[Extracted records]
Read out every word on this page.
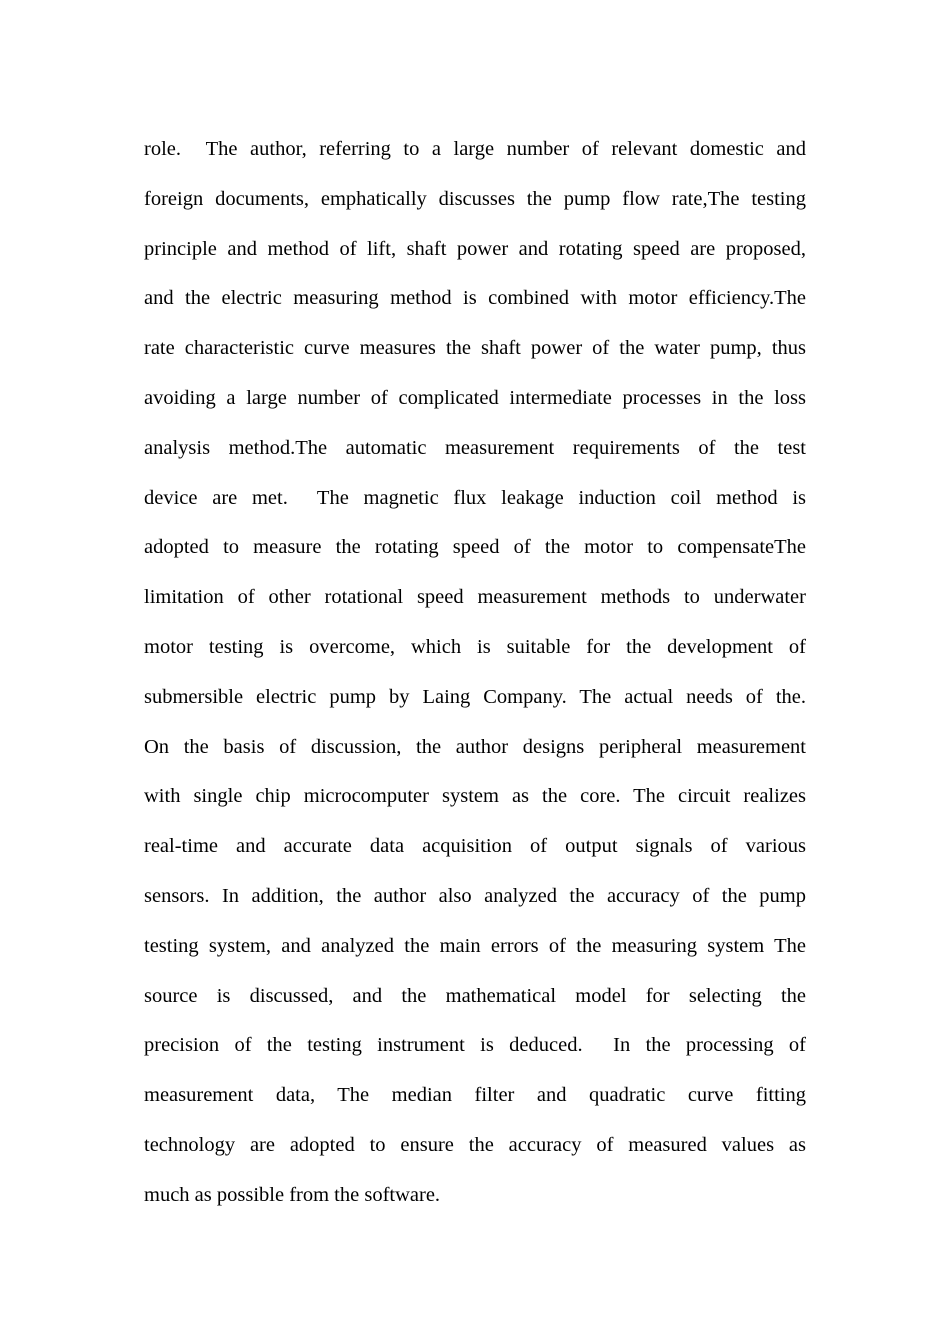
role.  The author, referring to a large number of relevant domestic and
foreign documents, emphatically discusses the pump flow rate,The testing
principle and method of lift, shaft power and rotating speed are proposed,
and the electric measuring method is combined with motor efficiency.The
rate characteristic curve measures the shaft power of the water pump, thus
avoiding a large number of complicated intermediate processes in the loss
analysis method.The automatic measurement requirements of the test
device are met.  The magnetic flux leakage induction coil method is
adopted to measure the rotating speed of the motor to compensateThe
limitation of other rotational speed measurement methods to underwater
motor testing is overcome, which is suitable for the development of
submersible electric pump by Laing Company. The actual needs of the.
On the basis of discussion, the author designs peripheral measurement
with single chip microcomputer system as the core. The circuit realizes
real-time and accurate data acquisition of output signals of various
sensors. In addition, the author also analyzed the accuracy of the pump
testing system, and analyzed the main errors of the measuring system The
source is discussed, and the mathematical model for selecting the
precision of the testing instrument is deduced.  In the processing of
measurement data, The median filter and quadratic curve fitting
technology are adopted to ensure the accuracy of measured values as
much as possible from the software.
--
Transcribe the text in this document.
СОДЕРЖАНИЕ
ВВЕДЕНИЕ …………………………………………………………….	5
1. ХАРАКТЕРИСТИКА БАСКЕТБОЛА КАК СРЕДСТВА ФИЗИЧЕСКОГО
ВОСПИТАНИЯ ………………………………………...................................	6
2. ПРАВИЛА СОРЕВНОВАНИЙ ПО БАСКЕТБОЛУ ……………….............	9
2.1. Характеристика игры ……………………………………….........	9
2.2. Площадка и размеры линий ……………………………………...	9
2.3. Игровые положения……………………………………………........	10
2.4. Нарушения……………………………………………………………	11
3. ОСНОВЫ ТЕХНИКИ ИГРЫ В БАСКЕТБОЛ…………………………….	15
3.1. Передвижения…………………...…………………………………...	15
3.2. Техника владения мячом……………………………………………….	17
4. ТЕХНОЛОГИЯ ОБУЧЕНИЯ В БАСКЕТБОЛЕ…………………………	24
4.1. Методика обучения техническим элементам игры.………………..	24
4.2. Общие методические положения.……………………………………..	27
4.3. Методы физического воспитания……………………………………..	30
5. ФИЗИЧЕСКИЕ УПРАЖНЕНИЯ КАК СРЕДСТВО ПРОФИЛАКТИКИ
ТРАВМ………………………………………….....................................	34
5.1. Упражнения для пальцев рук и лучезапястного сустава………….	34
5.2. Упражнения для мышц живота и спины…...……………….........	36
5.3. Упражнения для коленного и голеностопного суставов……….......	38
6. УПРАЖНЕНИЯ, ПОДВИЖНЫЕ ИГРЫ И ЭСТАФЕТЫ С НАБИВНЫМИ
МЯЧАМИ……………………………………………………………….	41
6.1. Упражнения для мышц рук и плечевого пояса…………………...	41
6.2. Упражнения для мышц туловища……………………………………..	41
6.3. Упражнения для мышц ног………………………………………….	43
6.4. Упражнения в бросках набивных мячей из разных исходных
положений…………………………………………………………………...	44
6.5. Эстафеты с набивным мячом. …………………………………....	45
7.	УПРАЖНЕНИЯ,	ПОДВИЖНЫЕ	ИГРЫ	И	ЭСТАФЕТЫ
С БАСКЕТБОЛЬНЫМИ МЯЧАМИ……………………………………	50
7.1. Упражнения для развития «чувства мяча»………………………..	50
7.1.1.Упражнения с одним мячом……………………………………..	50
--
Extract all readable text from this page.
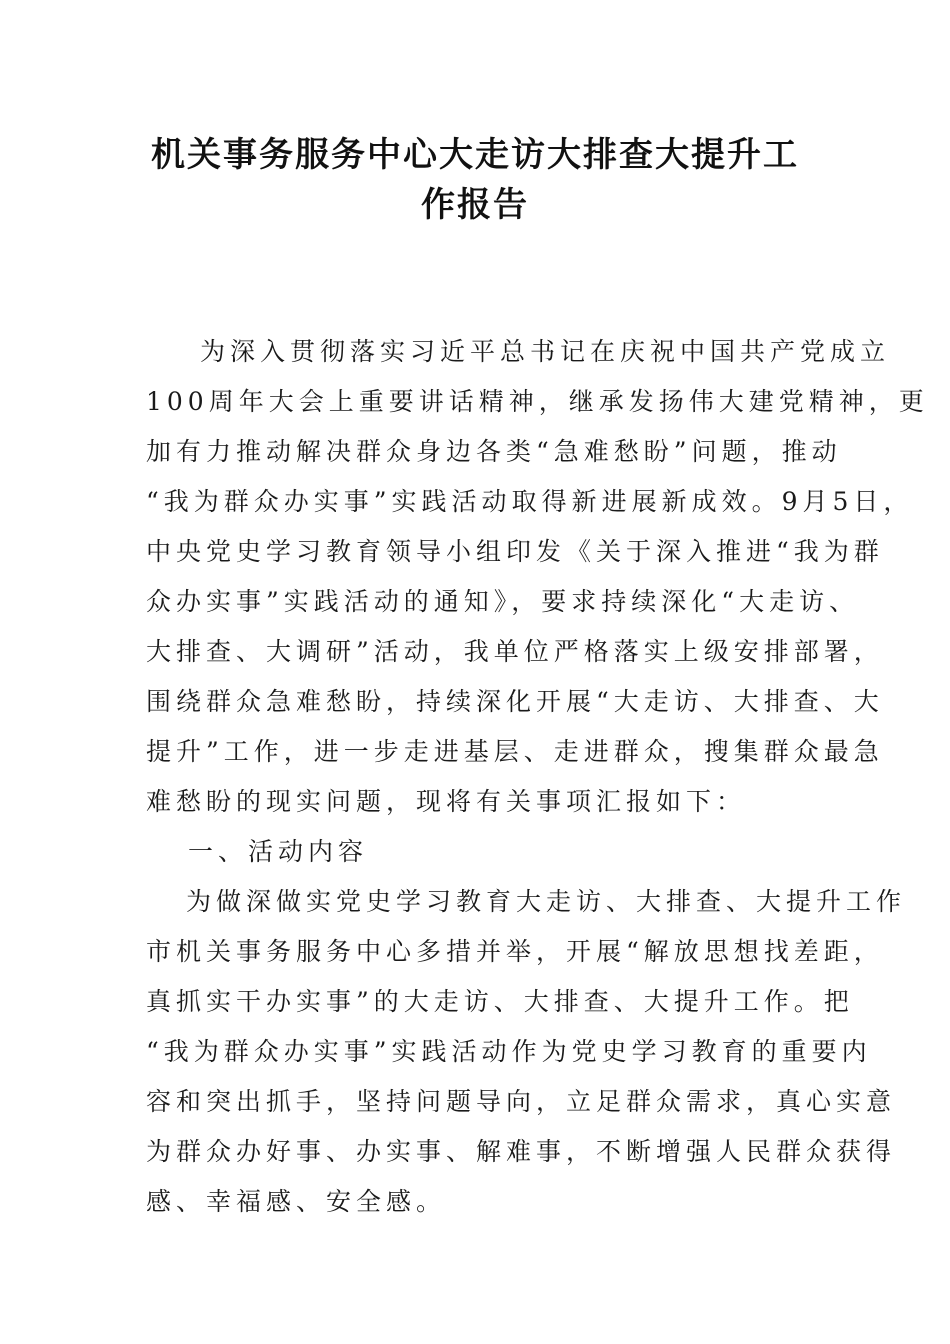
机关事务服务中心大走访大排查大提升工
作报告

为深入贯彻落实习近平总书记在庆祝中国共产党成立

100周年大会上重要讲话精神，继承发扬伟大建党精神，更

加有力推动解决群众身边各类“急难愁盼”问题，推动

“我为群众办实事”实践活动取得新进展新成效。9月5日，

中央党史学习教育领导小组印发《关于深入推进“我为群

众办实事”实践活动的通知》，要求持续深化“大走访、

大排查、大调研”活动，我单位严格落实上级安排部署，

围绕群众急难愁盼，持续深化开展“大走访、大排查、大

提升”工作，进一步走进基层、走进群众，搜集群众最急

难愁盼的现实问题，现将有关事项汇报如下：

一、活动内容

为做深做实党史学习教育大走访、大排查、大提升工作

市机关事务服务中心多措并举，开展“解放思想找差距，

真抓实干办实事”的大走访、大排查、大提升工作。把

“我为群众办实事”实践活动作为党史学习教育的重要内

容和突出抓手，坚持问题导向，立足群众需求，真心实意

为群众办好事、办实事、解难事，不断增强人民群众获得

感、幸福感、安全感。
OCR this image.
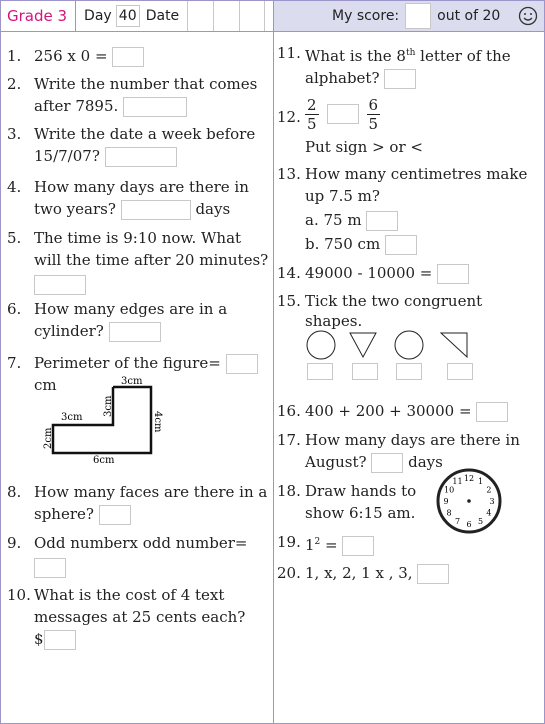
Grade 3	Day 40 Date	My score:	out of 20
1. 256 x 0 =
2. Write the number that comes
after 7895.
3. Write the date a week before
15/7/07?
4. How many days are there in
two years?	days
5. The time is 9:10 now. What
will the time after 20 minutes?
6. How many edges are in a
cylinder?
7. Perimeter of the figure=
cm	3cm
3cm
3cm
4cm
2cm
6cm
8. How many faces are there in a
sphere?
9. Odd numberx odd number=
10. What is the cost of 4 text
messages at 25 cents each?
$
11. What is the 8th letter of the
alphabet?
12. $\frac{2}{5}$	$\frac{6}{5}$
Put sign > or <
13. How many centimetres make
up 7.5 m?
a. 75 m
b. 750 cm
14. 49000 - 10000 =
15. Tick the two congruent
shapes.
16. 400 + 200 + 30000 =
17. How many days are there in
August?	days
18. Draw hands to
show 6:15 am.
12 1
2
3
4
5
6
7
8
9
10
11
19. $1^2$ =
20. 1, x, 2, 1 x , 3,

YOUR GOAL – Count up the lines in the listing that hold the word "motor", and give that number only.

ANSWER TO THIS EXERCISE – 3